(QUOTED PASSAGE)

Circling back to a known training cycle and comparing it to my past numbers kind of blew me away. I’m faster than I have ever been in my life, at a weight I never thought I could maintain, with respectable strength numbers, and much more efficient breathing and movement. I am not special, in fact I am the archetype of the little engine that could. My fitness has always been enough for the task even when it stretched me past my physical limits, but, as the face of a fitness company, I’m pretty unimpressive. Mental fortitude has carried me through a lot but the end product of SOFLETE programming is something I am genuinely happy about. My experience is the same as thousands of other people who have resolved to accomplish something, broken down the task, and then started into it one bite at a time.
I’ve hit the ups and downs of my personal growth, but how did we as SOFLETE get here? Why should you believe that our home built training/nutrition app will work for you?
Experience. We aren’t re-packaging training programs that we tested on other subsets of athletes. We have all lived this life. We know the demands of normal guys working in stressful environments, and we know the negative effects of stacking stress long term. The programs we put out are meant to build you, not break you.
Mindset. None of us are here to hype you up or bullshit you about what lies in store in any pursuit you may choose. We are all about minimizing the bandwidth that physical demands put on your ability to allow you to make good decisions under stress. Can you get selected for Special Forces at 135# of hate and determination? Absolutely, but wouldn’t you prefer a more relaxed experience you are mentally and physically prepared for? We aren’t building an empire based on one man’s ego. Our coaches engage in battle royale group discussions on programming for the best overall general physical preparedness of the specific population we want to build.
Results. None of us may be role models, but we have all performed at a high level in our fields and known success within them. Our athletes may not wear gold medals or have a million instagram sycophants, but they are viewed as prepared for whatever presents itself by the mortals they encounter in their daily lives. We will always proselytize that gross numbers aren’t as important as durability, a strong self-image, and overall capability.
The next time you see someone who is faster, stronger, or more knowledgeable than you, fight the negative voice in your head that tells you that you “could never” get there. We all start as blank canvases. Write down where you are then write down where you want to be, find someone who has achieved what you want, have them help you build a plan to get there and accept that the path isn’t linear or brief. The rest is on you.

(End QUOTED PASSAGE)

> [TO DO]:
(a) Output the part of the SOFLETE essay starting with "I’ve hit the" and going on through "not break you.".
(b) Translate this sentence from the SOFLETE essay into Spanish: "The programs we put out are meant to build you, not break you."
This material comes from a different source than the SOFLETE essay.

(DATASET RECORDS)

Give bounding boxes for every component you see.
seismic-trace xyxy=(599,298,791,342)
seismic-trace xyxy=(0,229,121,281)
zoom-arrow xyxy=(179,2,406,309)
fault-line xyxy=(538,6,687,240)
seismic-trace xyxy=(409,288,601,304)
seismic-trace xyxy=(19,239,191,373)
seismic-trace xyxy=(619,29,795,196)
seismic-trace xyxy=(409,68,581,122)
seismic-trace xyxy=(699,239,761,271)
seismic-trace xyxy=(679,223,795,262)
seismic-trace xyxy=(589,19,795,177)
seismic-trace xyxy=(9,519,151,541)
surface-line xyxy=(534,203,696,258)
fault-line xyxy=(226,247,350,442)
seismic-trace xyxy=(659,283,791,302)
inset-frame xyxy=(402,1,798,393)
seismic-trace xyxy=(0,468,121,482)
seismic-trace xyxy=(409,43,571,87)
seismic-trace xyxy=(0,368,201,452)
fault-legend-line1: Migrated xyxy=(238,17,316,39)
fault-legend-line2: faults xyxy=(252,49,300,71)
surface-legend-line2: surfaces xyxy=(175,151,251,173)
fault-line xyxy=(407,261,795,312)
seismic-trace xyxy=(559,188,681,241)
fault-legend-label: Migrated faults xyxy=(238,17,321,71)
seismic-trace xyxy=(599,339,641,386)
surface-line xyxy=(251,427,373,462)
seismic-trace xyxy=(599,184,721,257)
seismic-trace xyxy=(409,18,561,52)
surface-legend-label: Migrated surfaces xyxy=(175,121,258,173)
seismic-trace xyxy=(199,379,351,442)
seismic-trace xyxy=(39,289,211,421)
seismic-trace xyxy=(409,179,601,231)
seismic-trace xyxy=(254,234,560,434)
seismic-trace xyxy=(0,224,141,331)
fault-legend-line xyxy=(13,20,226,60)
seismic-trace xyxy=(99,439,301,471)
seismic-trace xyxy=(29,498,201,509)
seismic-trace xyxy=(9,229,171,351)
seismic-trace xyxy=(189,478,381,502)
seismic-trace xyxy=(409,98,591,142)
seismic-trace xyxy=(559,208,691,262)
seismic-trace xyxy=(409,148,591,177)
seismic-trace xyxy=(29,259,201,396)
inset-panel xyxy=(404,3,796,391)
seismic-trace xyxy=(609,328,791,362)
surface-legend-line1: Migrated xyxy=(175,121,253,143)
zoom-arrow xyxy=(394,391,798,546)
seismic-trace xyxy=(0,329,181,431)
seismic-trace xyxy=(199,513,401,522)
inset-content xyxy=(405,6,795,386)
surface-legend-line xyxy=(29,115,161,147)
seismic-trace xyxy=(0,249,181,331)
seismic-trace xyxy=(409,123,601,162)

(End DATASET RECORDS)

> [ANSWERS BELOW]:
(a)
I’ve hit the ups and downs of my personal growth, but how did we as SOFLETE get here? Why should you believe that our home built training/nutrition app will work for you?
Experience. We aren’t re-packaging training programs that we tested on other subsets of athletes. We have all lived this life. We know the demands of normal guys working in stressful environments, and we know the negative effects of stacking stress long term. The programs we put out are meant to build you, not break you.

(b) Los programas que publicamos están pensados para fortalecerte, no para quebrarte.